WHAT YOU NEED TO DO → Return, unchanged, the lines of the records from the line containing "paragraph: 大家好，今日我演讲的题目是<<我的梦想>>: [179, 257, 567, 278]" through the end of the records, with both of those lines included. Omit the pictures.

DATA ROWS →
════════

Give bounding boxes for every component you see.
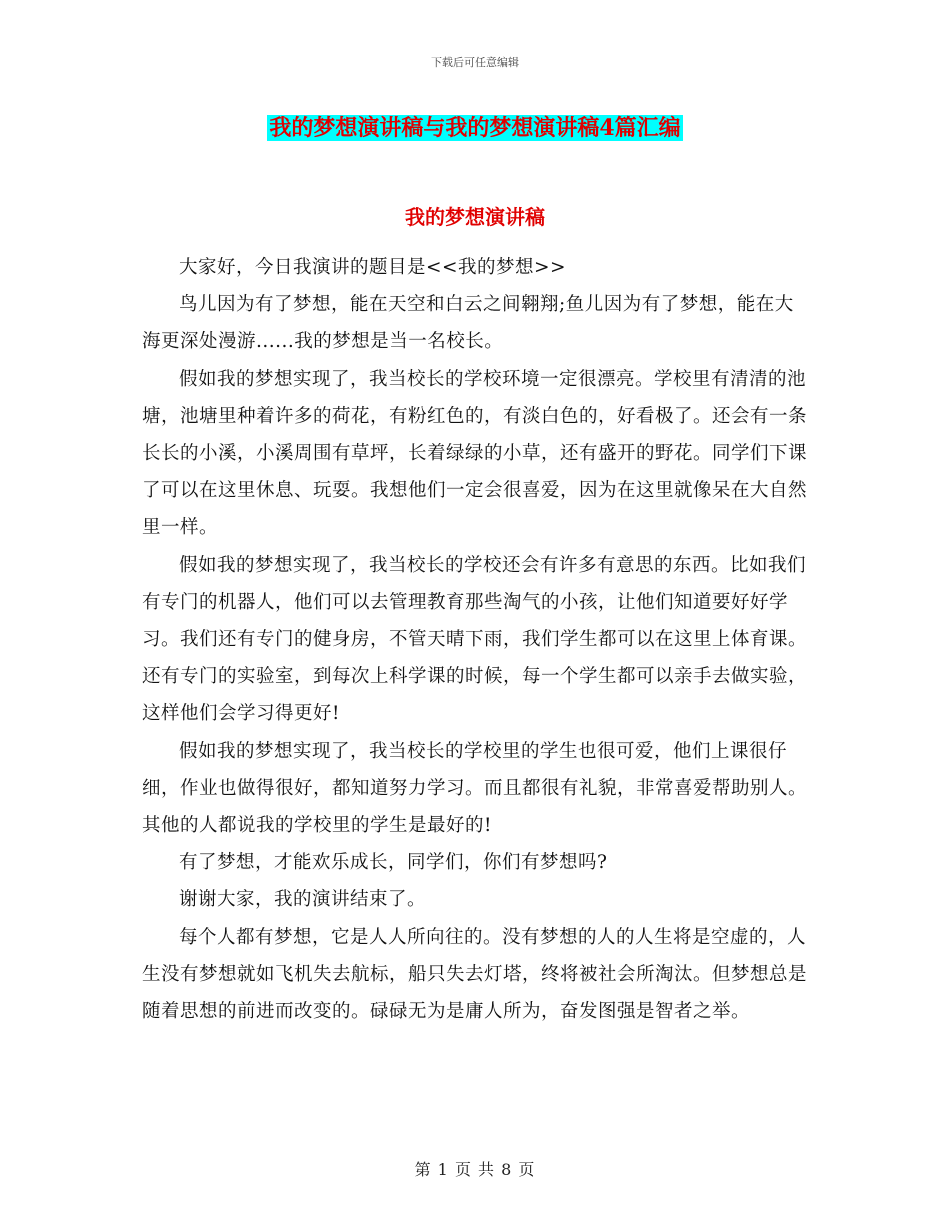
paragraph: 大家好，今日我演讲的题目是<<我的梦想>>: [179, 257, 567, 278]
paragraph: 谢谢大家，我的演讲结束了。: [179, 889, 427, 911]
paragraph: 假如我的梦想实现了，我当校长的学校环境一定很漂亮。学校里有清清的池塘，池塘里种着许多的荷花，有粉红色的，有淡白色的，好看极了。还会有一条长长的小溪，小溪周围有草坪，长着绿绿的小草，还有盛开的野花。同学们下课了可以在这里休息、玩耍。我想他们一定会很喜爱，因为在这里就像呆在大自然里一样。: [142, 368, 808, 539]
paragraph: 鸟儿因为有了梦想，能在天空和白云之间翱翔;鱼儿因为有了梦想，能在大海更深处漫游......我的梦想是当一名校长。: [142, 294, 794, 353]
document-body: [142, 249, 812, 1030]
paragraph: 假如我的梦想实现了，我当校长的学校还会有许多有意思的东西。比如我们有专门的机器人，他们可以去管理教育那些淘气的小孩，让他们知道要好好学习。我们还有专门的健身房，不管天晴下雨，我们学生都可以在这里上体育课。还有专门的实验室，到每次上科学课的时候，每一个学生都可以亲手去做实验，这样他们会学习得更好!: [142, 554, 808, 725]
paragraph: 有了梦想，才能欢乐成长，同学们，你们有梦想吗?: [179, 852, 608, 874]
document-title-text: 我的梦想演讲稿与我的梦想演讲稿4篇汇编: [269, 115, 681, 141]
document-title: [0, 113, 950, 143]
page-number: 第 1 页 共 8 页: [414, 1160, 536, 1179]
section-title: 我的梦想演讲稿: [405, 205, 545, 229]
paragraph: 每个人都有梦想，它是人人所向往的。没有梦想的人的人生将是空虚的，人生没有梦想就如飞机失去航标，船只失去灯塔，终将被社会所淘汰。但梦想总是随着思想的前进而改变的。碌碌无为是庸人所为，奋发图强是智者之举。: [142, 926, 808, 1023]
header-note: 下载后可任意编辑: [431, 56, 519, 69]
paragraph: 假如我的梦想实现了，我当校长的学校里的学生也很可爱，他们上课很仔细，作业也做得很好，都知道努力学习。而且都很有礼貌，非常喜爱帮助别人。其他的人都说我的学校里的学生是最好的!: [142, 740, 808, 837]
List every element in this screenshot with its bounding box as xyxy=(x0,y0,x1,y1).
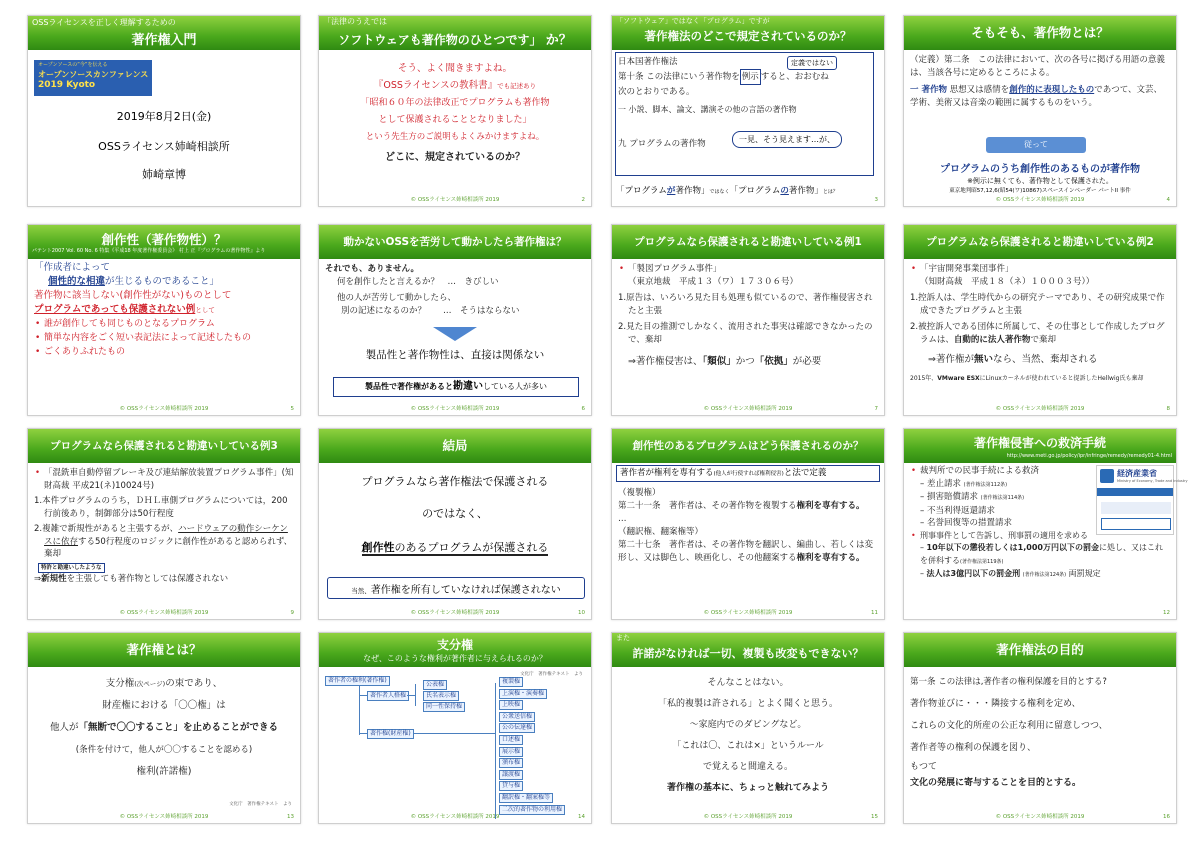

════════

FINAL ANSWER →
paragraph: 大家好，今日我演讲的题目是<<我的梦想>>: [179, 257, 567, 278]
paragraph: 谢谢大家，我的演讲结束了。: [179, 889, 427, 911]
paragraph: 假如我的梦想实现了，我当校长的学校环境一定很漂亮。学校里有清清的池塘，池塘里种着许多的荷花，有粉红色的，有淡白色的，好看极了。还会有一条长长的小溪，小溪周围有草坪，长着绿绿的小草，还有盛开的野花。同学们下课了可以在这里休息、玩耍。我想他们一定会很喜爱，因为在这里就像呆在大自然里一样。: [142, 368, 808, 539]
paragraph: 鸟儿因为有了梦想，能在天空和白云之间翱翔;鱼儿因为有了梦想，能在大海更深处漫游......我的梦想是当一名校长。: [142, 294, 794, 353]
document-body: [142, 249, 812, 1030]
paragraph: 假如我的梦想实现了，我当校长的学校还会有许多有意思的东西。比如我们有专门的机器人，他们可以去管理教育那些淘气的小孩，让他们知道要好好学习。我们还有专门的健身房，不管天晴下雨，我们学生都可以在这里上体育课。还有专门的实验室，到每次上科学课的时候，每一个学生都可以亲手去做实验，这样他们会学习得更好!: [142, 554, 808, 725]
paragraph: 有了梦想，才能欢乐成长，同学们，你们有梦想吗?: [179, 852, 608, 874]
document-title-text: 我的梦想演讲稿与我的梦想演讲稿4篇汇编: [269, 115, 681, 141]
document-title: [0, 113, 950, 143]
page-number: 第 1 页 共 8 页: [414, 1160, 536, 1179]
section-title: 我的梦想演讲稿: [405, 205, 545, 229]
paragraph: 每个人都有梦想，它是人人所向往的。没有梦想的人的人生将是空虚的，人生没有梦想就如飞机失去航标，船只失去灯塔，终将被社会所淘汰。但梦想总是随着思想的前进而改变的。碌碌无为是庸人所为，奋发图强是智者之举。: [142, 926, 808, 1023]
header-note: 下载后可任意编辑: [431, 56, 519, 69]
paragraph: 假如我的梦想实现了，我当校长的学校里的学生也很可爱，他们上课很仔细，作业也做得很好，都知道努力学习。而且都很有礼貌，非常喜爱帮助别人。其他的人都说我的学校里的学生是最好的!: [142, 740, 808, 837]
List every element in this screenshot with its bounding box as xyxy=(x0,y0,x1,y1).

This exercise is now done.